───── RECORDS TO USE ─────
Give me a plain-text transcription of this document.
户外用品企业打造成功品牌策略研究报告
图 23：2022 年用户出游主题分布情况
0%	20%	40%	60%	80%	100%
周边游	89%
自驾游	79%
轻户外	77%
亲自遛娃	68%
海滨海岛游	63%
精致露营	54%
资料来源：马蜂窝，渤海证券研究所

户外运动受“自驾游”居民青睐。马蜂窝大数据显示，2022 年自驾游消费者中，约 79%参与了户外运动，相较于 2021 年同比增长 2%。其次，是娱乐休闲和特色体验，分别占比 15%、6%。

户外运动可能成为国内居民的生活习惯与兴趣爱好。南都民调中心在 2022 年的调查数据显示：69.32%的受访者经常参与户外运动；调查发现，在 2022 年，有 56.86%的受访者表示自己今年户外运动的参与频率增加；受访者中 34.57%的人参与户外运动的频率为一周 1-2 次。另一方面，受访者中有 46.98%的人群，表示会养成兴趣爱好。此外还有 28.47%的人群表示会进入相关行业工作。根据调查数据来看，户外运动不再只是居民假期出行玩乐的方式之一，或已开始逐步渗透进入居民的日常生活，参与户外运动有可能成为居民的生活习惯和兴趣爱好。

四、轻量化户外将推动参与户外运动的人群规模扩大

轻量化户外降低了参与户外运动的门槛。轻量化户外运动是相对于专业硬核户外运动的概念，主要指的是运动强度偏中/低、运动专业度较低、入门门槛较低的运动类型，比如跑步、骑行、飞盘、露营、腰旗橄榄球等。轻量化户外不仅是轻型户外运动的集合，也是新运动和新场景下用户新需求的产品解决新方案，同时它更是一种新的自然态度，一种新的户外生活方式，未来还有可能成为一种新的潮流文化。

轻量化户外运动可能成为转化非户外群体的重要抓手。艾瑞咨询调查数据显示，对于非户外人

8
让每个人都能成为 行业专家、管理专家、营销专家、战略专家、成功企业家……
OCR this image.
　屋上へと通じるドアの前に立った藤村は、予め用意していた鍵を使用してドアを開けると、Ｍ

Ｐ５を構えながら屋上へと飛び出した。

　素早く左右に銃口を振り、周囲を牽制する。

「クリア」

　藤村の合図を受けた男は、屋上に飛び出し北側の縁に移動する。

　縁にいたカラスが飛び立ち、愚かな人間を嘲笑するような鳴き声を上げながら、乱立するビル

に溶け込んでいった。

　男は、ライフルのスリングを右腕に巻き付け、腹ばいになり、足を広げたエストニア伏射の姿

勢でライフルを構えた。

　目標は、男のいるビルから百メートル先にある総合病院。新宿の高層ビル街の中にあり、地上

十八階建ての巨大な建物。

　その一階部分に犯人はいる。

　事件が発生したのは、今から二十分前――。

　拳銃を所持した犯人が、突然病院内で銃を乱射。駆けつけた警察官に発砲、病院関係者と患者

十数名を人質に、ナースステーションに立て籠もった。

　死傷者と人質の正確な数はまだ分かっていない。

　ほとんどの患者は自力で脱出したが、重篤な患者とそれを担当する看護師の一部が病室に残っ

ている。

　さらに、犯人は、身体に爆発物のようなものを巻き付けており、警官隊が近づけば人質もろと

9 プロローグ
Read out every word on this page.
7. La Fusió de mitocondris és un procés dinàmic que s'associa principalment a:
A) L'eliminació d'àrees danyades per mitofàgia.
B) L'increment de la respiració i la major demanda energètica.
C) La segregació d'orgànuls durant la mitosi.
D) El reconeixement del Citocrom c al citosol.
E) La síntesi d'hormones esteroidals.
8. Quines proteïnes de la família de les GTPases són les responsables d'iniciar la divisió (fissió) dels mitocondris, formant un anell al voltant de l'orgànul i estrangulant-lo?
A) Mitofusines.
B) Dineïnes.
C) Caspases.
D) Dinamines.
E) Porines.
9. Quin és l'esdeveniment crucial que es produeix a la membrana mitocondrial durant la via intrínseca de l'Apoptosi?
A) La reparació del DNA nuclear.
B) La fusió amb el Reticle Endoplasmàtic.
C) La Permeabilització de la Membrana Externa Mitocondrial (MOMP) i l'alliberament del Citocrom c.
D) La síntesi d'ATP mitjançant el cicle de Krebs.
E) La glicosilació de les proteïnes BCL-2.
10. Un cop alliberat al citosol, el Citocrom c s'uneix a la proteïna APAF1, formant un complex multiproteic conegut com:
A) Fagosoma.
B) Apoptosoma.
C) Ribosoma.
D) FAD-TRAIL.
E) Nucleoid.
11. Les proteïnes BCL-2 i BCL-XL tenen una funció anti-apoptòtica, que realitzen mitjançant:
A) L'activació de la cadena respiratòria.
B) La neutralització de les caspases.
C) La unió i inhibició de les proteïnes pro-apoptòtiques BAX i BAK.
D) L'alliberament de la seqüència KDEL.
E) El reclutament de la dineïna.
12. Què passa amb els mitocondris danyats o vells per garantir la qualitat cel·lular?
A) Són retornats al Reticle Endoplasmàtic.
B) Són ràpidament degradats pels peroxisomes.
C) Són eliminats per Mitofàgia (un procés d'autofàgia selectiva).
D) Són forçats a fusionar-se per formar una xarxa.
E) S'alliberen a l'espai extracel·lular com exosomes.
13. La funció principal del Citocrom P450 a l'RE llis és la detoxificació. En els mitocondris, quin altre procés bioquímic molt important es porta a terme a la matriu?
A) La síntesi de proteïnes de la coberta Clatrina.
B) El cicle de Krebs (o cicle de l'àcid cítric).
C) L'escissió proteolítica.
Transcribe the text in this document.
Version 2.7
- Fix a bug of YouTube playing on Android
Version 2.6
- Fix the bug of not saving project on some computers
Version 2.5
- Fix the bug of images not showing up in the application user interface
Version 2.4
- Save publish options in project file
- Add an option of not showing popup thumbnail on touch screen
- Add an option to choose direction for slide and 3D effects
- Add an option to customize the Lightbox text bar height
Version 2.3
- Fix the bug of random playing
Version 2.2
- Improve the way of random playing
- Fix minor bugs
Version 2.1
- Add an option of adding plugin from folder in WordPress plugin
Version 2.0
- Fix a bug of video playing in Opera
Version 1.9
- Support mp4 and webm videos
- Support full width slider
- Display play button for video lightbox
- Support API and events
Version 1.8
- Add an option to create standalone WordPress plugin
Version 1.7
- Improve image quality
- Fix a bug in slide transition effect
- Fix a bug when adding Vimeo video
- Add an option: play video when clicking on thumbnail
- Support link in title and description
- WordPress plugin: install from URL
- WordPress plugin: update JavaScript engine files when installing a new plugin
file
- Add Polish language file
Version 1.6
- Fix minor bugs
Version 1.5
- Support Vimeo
─────
• _TASK BRIEF_
The entries above must be returned in full, exactly as shown.

• _RESPONSE FOR THIS EXERCISE_
Give me a plain-text transcription of this document.
户外用品企业打造成功品牌策略研究报告
图 23：2022 年用户出游主题分布情况
0%	20%	40%	60%	80%	100%
周边游	89%
自驾游	79%
轻户外	77%
亲自遛娃	68%
海滨海岛游	63%
精致露营	54%
资料来源：马蜂窝，渤海证券研究所

户外运动受“自驾游”居民青睐。马蜂窝大数据显示，2022 年自驾游消费者中，约 79%参与了户外运动，相较于 2021 年同比增长 2%。其次，是娱乐休闲和特色体验，分别占比 15%、6%。

户外运动可能成为国内居民的生活习惯与兴趣爱好。南都民调中心在 2022 年的调查数据显示：69.32%的受访者经常参与户外运动；调查发现，在 2022 年，有 56.86%的受访者表示自己今年户外运动的参与频率增加；受访者中 34.57%的人参与户外运动的频率为一周 1-2 次。另一方面，受访者中有 46.98%的人群，表示会养成兴趣爱好。此外还有 28.47%的人群表示会进入相关行业工作。根据调查数据来看，户外运动不再只是居民假期出行玩乐的方式之一，或已开始逐步渗透进入居民的日常生活，参与户外运动有可能成为居民的生活习惯和兴趣爱好。

四、轻量化户外将推动参与户外运动的人群规模扩大

轻量化户外降低了参与户外运动的门槛。轻量化户外运动是相对于专业硬核户外运动的概念，主要指的是运动强度偏中/低、运动专业度较低、入门门槛较低的运动类型，比如跑步、骑行、飞盘、露营、腰旗橄榄球等。轻量化户外不仅是轻型户外运动的集合，也是新运动和新场景下用户新需求的产品解决新方案，同时它更是一种新的自然态度，一种新的户外生活方式，未来还有可能成为一种新的潮流文化。

轻量化户外运动可能成为转化非户外群体的重要抓手。艾瑞咨询调查数据显示，对于非户外人

8
让每个人都能成为 行业专家、管理专家、营销专家、战略专家、成功企业家……
OCR this image.
　屋上へと通じるドアの前に立った藤村は、予め用意していた鍵を使用してドアを開けると、Ｍ

Ｐ５を構えながら屋上へと飛び出した。

　素早く左右に銃口を振り、周囲を牽制する。

「クリア」

　藤村の合図を受けた男は、屋上に飛び出し北側の縁に移動する。

　縁にいたカラスが飛び立ち、愚かな人間を嘲笑するような鳴き声を上げながら、乱立するビル

に溶け込んでいった。

　男は、ライフルのスリングを右腕に巻き付け、腹ばいになり、足を広げたエストニア伏射の姿

勢でライフルを構えた。

　目標は、男のいるビルから百メートル先にある総合病院。新宿の高層ビル街の中にあり、地上

十八階建ての巨大な建物。

　その一階部分に犯人はいる。

　事件が発生したのは、今から二十分前――。

　拳銃を所持した犯人が、突然病院内で銃を乱射。駆けつけた警察官に発砲、病院関係者と患者

十数名を人質に、ナースステーションに立て籠もった。

　死傷者と人質の正確な数はまだ分かっていない。

　ほとんどの患者は自力で脱出したが、重篤な患者とそれを担当する看護師の一部が病室に残っ

ている。

　さらに、犯人は、身体に爆発物のようなものを巻き付けており、警官隊が近づけば人質もろと

9 プロローグ
Read out every word on this page.
7. La Fusió de mitocondris és un procés dinàmic que s'associa principalment a:
A) L'eliminació d'àrees danyades per mitofàgia.
B) L'increment de la respiració i la major demanda energètica.
C) La segregació d'orgànuls durant la mitosi.
D) El reconeixement del Citocrom c al citosol.
E) La síntesi d'hormones esteroidals.
8. Quines proteïnes de la família de les GTPases són les responsables d'iniciar la divisió (fissió) dels mitocondris, formant un anell al voltant de l'orgànul i estrangulant-lo?
A) Mitofusines.
B) Dineïnes.
C) Caspases.
D) Dinamines.
E) Porines.
9. Quin és l'esdeveniment crucial que es produeix a la membrana mitocondrial durant la via intrínseca de l'Apoptosi?
A) La reparació del DNA nuclear.
B) La fusió amb el Reticle Endoplasmàtic.
C) La Permeabilització de la Membrana Externa Mitocondrial (MOMP) i l'alliberament del Citocrom c.
D) La síntesi d'ATP mitjançant el cicle de Krebs.
E) La glicosilació de les proteïnes BCL-2.
10. Un cop alliberat al citosol, el Citocrom c s'uneix a la proteïna APAF1, formant un complex multiproteic conegut com:
A) Fagosoma.
B) Apoptosoma.
C) Ribosoma.
D) FAD-TRAIL.
E) Nucleoid.
11. Les proteïnes BCL-2 i BCL-XL tenen una funció anti-apoptòtica, que realitzen mitjançant:
A) L'activació de la cadena respiratòria.
B) La neutralització de les caspases.
C) La unió i inhibició de les proteïnes pro-apoptòtiques BAX i BAK.
D) L'alliberament de la seqüència KDEL.
E) El reclutament de la dineïna.
12. Què passa amb els mitocondris danyats o vells per garantir la qualitat cel·lular?
A) Són retornats al Reticle Endoplasmàtic.
B) Són ràpidament degradats pels peroxisomes.
C) Són eliminats per Mitofàgia (un procés d'autofàgia selectiva).
D) Són forçats a fusionar-se per formar una xarxa.
E) S'alliberen a l'espai extracel·lular com exosomes.
13. La funció principal del Citocrom P450 a l'RE llis és la detoxificació. En els mitocondris, quin altre procés bioquímic molt important es porta a terme a la matriu?
A) La síntesi de proteïnes de la coberta Clatrina.
B) El cicle de Krebs (o cicle de l'àcid cítric).
C) L'escissió proteolítica.
Transcribe the text in this document.
Version 2.7
- Fix a bug of YouTube playing on Android
Version 2.6
- Fix the bug of not saving project on some computers
Version 2.5
- Fix the bug of images not showing up in the application user interface
Version 2.4
- Save publish options in project file
- Add an option of not showing popup thumbnail on touch screen
- Add an option to choose direction for slide and 3D effects
- Add an option to customize the Lightbox text bar height
Version 2.3
- Fix the bug of random playing
Version 2.2
- Improve the way of random playing
- Fix minor bugs
Version 2.1
- Add an option of adding plugin from folder in WordPress plugin
Version 2.0
- Fix a bug of video playing in Opera
Version 1.9
- Support mp4 and webm videos
- Support full width slider
- Display play button for video lightbox
- Support API and events
Version 1.8
- Add an option to create standalone WordPress plugin
Version 1.7
- Improve image quality
- Fix a bug in slide transition effect
- Fix a bug when adding Vimeo video
- Add an option: play video when clicking on thumbnail
- Support link in title and description
- WordPress plugin: install from URL
- WordPress plugin: update JavaScript engine files when installing a new plugin
file
- Add Polish language file
Version 1.6
- Fix minor bugs
Version 1.5
- Support Vimeo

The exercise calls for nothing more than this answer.